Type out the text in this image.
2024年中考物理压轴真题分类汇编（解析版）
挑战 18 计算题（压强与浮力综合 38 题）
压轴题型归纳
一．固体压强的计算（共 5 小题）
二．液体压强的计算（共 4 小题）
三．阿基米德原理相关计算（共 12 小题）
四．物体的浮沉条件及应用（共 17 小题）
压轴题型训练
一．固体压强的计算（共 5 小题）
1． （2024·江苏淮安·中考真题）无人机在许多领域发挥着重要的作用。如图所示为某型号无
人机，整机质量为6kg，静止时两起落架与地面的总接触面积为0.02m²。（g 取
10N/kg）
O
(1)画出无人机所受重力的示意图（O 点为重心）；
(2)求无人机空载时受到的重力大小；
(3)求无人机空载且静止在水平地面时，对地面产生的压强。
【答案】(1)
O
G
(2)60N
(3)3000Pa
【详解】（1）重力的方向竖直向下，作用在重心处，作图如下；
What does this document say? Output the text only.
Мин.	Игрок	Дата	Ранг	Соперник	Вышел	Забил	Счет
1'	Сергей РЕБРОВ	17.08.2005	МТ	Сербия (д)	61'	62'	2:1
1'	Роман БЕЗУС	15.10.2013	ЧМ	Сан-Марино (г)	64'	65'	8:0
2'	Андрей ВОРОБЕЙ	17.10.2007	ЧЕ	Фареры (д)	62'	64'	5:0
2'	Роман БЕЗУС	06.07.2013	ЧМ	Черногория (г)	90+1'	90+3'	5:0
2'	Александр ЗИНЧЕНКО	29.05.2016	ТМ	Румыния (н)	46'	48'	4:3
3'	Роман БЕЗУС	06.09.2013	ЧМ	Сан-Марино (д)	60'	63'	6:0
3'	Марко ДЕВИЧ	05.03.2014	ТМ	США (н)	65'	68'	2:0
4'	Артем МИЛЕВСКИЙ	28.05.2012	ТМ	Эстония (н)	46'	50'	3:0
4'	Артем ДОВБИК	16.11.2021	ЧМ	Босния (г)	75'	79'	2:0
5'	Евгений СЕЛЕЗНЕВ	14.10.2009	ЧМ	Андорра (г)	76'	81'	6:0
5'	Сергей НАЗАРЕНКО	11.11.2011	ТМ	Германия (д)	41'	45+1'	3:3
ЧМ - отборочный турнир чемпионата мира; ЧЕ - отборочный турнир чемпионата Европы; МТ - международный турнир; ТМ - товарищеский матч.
--
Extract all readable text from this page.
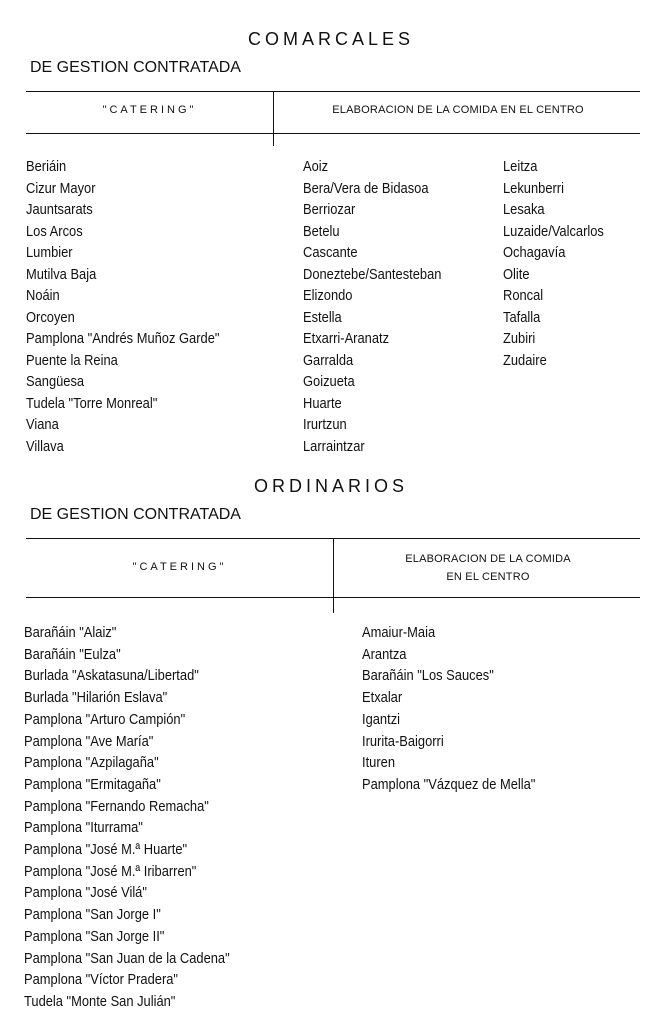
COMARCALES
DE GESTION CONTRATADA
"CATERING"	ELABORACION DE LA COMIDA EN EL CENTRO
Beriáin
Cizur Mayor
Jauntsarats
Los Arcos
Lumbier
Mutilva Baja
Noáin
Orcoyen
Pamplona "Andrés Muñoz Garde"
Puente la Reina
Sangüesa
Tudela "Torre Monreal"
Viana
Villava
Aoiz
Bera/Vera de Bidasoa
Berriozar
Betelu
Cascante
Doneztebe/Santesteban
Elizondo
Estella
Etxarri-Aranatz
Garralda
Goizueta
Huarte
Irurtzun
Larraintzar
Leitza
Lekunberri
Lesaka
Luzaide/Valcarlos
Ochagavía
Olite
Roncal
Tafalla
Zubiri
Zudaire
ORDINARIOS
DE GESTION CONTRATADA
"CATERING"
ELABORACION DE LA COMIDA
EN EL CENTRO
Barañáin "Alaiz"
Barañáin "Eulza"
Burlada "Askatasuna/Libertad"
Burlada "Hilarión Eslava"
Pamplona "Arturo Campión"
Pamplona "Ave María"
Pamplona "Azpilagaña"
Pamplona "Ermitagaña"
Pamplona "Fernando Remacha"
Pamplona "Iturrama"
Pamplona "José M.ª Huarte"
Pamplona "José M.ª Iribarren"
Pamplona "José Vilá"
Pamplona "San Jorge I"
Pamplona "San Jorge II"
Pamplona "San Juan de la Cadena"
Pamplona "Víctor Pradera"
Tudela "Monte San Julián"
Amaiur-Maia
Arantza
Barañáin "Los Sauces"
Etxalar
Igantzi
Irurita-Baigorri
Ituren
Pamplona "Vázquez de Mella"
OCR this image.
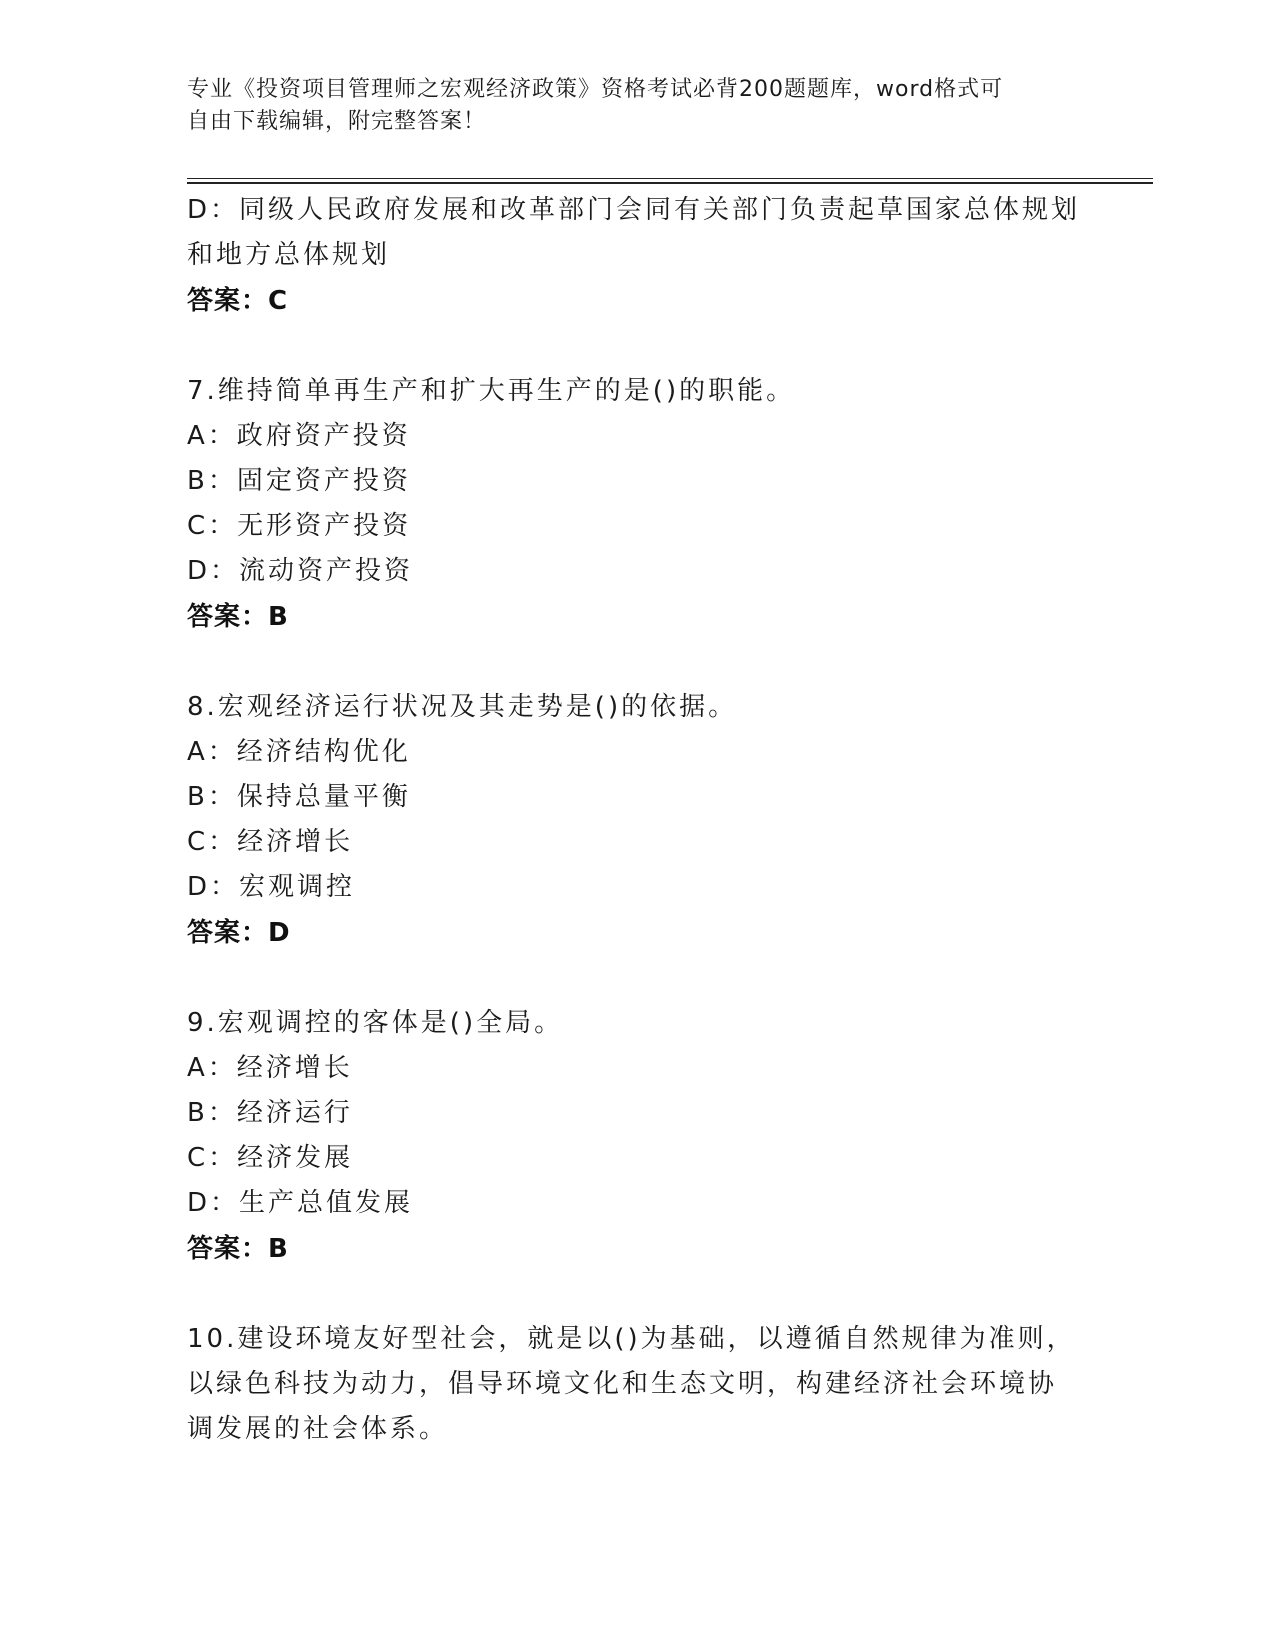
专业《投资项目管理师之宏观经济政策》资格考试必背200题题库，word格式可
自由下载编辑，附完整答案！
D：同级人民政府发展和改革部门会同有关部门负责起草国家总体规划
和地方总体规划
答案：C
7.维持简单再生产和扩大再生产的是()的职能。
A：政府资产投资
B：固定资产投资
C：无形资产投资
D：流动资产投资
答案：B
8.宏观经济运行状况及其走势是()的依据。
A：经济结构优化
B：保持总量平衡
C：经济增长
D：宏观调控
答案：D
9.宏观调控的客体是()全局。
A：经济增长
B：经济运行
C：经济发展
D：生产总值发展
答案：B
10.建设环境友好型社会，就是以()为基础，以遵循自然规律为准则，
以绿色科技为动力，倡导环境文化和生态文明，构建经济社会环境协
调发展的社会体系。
* * *
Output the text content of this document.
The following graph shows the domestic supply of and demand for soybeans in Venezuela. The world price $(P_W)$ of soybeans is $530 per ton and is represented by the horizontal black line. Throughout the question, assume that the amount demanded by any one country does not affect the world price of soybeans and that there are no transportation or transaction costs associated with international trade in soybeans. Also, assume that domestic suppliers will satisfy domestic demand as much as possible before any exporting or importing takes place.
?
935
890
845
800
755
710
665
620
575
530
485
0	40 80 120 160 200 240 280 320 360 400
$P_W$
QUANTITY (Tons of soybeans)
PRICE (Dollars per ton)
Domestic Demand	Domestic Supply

#### Work to complete:
Identify each line in the records above that contains the word "Output", and copy it out in full.

#### Exercise response:
What does this document say? Output the text only.
Output the text content of this document.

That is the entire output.